• Given problem:
Return the records word for word, starting at their first line and ending at the line that contains "display-name-row: 松尾 貴史 — [24, 258, 165, 294]".

(Layout annotation records)
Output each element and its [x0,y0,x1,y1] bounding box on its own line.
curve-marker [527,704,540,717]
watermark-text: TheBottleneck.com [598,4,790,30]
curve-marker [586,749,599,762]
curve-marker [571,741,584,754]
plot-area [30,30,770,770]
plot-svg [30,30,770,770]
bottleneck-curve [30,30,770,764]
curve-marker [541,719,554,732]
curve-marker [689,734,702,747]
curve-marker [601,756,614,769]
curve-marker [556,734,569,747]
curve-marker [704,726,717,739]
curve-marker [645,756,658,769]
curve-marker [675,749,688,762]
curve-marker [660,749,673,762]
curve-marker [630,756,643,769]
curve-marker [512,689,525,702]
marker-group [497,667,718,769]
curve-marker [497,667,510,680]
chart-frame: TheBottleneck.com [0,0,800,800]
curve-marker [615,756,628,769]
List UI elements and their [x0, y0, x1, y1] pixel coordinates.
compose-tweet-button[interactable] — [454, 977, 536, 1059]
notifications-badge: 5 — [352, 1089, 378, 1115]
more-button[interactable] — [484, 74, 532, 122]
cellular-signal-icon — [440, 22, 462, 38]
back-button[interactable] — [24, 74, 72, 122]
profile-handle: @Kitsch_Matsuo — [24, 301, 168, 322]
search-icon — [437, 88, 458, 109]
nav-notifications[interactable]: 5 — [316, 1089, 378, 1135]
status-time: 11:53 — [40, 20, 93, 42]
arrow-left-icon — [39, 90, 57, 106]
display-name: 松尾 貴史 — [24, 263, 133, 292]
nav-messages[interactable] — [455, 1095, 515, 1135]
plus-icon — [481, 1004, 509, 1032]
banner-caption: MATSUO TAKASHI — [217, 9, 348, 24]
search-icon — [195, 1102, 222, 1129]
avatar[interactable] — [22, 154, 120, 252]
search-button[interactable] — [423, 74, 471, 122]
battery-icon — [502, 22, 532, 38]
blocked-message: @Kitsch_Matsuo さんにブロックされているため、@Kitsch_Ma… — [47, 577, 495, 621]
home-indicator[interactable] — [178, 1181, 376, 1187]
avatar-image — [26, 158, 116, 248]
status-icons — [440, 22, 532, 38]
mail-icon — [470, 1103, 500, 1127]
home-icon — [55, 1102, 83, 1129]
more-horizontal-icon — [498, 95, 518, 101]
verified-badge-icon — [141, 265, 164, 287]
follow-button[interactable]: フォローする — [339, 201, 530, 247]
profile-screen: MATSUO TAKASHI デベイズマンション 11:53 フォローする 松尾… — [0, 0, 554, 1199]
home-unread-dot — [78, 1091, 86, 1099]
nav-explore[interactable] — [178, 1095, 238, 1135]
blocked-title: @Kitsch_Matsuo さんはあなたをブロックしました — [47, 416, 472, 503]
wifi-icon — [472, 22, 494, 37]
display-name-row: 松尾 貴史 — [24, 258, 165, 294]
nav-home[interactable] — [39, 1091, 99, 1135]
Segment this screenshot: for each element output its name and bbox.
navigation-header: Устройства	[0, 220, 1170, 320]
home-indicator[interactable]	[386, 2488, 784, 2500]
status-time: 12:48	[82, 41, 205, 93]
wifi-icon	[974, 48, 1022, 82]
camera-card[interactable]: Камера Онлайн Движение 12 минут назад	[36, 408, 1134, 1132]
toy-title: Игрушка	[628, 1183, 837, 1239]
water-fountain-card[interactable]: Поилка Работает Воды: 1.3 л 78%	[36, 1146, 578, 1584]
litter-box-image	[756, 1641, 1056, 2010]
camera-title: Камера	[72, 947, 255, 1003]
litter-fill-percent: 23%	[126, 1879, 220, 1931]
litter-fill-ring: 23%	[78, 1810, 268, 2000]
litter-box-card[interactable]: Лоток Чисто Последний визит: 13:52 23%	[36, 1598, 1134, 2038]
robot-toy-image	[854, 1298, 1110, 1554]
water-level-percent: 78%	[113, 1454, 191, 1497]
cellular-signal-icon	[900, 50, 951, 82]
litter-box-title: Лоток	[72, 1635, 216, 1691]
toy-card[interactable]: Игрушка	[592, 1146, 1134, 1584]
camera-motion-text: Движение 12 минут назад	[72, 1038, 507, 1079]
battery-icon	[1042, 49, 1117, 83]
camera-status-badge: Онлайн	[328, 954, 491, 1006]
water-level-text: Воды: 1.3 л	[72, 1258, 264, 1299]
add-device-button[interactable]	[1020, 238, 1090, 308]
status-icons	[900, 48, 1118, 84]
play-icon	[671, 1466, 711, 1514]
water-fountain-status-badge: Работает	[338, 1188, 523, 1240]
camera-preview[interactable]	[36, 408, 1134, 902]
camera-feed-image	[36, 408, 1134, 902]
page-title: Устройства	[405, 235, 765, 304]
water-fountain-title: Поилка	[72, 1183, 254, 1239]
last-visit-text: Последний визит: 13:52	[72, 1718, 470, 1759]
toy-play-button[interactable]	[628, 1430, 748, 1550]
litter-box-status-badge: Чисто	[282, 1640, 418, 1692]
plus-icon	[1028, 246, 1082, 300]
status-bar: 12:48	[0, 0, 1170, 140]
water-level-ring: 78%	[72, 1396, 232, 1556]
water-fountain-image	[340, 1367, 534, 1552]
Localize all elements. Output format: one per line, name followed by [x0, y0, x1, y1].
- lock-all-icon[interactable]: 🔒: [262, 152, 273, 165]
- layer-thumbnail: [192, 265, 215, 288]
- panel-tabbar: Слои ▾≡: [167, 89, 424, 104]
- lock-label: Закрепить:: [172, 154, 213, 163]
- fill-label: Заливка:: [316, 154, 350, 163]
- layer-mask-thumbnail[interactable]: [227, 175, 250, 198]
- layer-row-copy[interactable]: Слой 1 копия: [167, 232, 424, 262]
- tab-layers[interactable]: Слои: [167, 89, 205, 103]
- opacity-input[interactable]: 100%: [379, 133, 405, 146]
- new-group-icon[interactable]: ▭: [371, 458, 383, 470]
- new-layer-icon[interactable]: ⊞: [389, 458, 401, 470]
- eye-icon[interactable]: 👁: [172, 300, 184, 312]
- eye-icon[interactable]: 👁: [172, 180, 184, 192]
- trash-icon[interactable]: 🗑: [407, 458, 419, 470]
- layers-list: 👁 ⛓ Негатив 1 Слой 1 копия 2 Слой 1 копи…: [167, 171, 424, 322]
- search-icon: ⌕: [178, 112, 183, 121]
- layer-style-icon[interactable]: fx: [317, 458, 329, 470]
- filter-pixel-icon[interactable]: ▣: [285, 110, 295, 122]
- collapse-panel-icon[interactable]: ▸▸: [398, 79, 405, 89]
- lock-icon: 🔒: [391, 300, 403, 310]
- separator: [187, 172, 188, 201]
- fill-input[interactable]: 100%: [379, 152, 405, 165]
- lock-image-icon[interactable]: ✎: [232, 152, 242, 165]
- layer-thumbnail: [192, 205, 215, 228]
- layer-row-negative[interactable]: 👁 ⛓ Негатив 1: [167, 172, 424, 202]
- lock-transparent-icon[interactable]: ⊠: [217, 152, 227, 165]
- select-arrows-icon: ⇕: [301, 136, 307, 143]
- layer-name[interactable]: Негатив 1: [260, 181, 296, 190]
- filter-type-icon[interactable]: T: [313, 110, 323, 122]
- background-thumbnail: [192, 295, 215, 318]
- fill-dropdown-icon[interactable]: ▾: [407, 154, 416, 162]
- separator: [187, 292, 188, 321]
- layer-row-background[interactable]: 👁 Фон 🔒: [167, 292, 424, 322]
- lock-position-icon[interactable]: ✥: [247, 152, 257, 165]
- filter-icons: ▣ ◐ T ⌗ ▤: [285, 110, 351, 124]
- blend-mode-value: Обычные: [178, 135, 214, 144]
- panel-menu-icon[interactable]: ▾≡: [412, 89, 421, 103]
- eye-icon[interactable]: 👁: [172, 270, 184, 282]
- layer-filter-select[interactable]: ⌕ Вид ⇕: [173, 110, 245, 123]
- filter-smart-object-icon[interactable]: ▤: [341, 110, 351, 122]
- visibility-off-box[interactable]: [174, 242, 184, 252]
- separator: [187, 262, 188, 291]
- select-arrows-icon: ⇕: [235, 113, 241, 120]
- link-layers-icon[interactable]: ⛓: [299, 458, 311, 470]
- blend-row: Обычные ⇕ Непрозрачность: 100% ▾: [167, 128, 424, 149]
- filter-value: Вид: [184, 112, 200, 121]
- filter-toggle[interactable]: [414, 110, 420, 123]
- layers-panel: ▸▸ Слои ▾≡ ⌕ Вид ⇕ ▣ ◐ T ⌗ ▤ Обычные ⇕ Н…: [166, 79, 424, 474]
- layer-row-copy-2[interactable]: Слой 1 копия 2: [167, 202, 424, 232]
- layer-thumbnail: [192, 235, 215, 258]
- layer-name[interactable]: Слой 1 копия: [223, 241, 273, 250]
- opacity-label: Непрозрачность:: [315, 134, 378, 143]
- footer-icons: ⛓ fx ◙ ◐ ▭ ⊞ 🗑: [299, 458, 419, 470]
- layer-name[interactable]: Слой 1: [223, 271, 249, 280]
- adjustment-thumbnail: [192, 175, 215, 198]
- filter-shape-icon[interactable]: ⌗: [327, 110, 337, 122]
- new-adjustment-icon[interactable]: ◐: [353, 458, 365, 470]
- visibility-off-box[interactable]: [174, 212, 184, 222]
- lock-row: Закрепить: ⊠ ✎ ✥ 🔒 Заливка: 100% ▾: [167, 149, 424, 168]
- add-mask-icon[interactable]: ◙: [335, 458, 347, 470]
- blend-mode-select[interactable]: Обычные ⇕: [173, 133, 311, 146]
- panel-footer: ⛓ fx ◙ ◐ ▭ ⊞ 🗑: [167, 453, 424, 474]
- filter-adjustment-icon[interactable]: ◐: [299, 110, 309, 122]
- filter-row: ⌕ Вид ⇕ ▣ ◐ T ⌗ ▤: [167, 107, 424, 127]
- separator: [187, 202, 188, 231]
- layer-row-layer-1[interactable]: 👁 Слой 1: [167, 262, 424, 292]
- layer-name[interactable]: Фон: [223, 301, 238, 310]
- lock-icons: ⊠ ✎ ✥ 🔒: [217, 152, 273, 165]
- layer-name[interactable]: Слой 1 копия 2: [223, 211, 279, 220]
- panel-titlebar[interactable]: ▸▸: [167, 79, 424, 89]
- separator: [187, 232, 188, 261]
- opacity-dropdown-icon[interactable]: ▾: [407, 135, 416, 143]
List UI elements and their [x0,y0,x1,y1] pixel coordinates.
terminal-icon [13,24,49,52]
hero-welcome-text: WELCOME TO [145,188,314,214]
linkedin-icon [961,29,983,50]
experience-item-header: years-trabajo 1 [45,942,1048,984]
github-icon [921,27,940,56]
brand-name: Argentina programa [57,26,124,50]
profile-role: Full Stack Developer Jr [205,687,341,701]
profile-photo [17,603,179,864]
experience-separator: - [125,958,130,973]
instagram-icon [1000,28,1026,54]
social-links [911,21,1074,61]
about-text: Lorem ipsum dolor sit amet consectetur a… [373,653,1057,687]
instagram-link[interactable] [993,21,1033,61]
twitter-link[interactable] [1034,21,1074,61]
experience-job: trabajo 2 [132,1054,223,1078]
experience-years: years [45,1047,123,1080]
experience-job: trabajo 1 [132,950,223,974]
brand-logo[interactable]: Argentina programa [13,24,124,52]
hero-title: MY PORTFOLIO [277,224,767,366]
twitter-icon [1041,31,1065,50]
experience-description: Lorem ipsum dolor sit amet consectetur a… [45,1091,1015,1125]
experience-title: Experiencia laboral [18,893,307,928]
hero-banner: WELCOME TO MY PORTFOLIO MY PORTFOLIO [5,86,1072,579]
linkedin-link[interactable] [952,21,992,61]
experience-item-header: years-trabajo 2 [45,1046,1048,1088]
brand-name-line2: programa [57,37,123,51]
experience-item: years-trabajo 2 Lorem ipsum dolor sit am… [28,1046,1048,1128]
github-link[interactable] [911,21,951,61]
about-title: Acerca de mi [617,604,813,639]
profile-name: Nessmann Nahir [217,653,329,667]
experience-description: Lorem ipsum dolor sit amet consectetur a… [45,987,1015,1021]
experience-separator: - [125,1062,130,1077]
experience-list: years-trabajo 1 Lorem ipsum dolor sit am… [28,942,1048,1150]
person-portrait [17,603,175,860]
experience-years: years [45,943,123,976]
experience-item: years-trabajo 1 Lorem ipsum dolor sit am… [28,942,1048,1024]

• Result of this exercise:
Output each element and its [x0,y0,x1,y1] bounding box on its own line.
curve-marker [527,704,540,717]
watermark-text: TheBottleneck.com [598,4,790,30]
curve-marker [586,749,599,762]
curve-marker [571,741,584,754]
plot-area [30,30,770,770]
plot-svg [30,30,770,770]
bottleneck-curve [30,30,770,764]
curve-marker [541,719,554,732]
curve-marker [689,734,702,747]
curve-marker [601,756,614,769]
curve-marker [556,734,569,747]
curve-marker [704,726,717,739]
curve-marker [645,756,658,769]
curve-marker [675,749,688,762]
curve-marker [660,749,673,762]
curve-marker [630,756,643,769]
curve-marker [512,689,525,702]
marker-group [497,667,718,769]
curve-marker [497,667,510,680]
chart-frame: TheBottleneck.com [0,0,800,800]
curve-marker [615,756,628,769]
List UI elements and their [x0, y0, x1, y1] pixel coordinates.
compose-tweet-button[interactable] — [454, 977, 536, 1059]
notifications-badge: 5 — [352, 1089, 378, 1115]
more-button[interactable] — [484, 74, 532, 122]
cellular-signal-icon — [440, 22, 462, 38]
back-button[interactable] — [24, 74, 72, 122]
profile-handle: @Kitsch_Matsuo — [24, 301, 168, 322]
search-icon — [437, 88, 458, 109]
nav-notifications[interactable]: 5 — [316, 1089, 378, 1135]
status-time: 11:53 — [40, 20, 93, 42]
arrow-left-icon — [39, 90, 57, 106]
display-name: 松尾 貴史 — [24, 263, 133, 292]
nav-messages[interactable] — [455, 1095, 515, 1135]
plus-icon — [481, 1004, 509, 1032]
banner-caption: MATSUO TAKASHI — [217, 9, 348, 24]
search-icon — [195, 1102, 222, 1129]
avatar[interactable] — [22, 154, 120, 252]
search-button[interactable] — [423, 74, 471, 122]
battery-icon — [502, 22, 532, 38]
blocked-message: @Kitsch_Matsuo さんにブロックされているため、@Kitsch_Ma… — [47, 577, 495, 621]
home-indicator[interactable] — [178, 1181, 376, 1187]
avatar-image — [26, 158, 116, 248]
status-icons — [440, 22, 532, 38]
mail-icon — [470, 1103, 500, 1127]
home-icon — [55, 1102, 83, 1129]
more-horizontal-icon — [498, 95, 518, 101]
verified-badge-icon — [141, 265, 164, 287]
follow-button[interactable]: フォローする — [339, 201, 530, 247]
profile-screen: MATSUO TAKASHI デベイズマンション 11:53 フォローする 松尾… — [0, 0, 554, 1199]
home-unread-dot — [78, 1091, 86, 1099]
nav-explore[interactable] — [178, 1095, 238, 1135]
blocked-title: @Kitsch_Matsuo さんはあなたをブロックしました — [47, 416, 472, 503]
wifi-icon — [472, 22, 494, 37]
display-name-row: 松尾 貴史 — [24, 258, 165, 294]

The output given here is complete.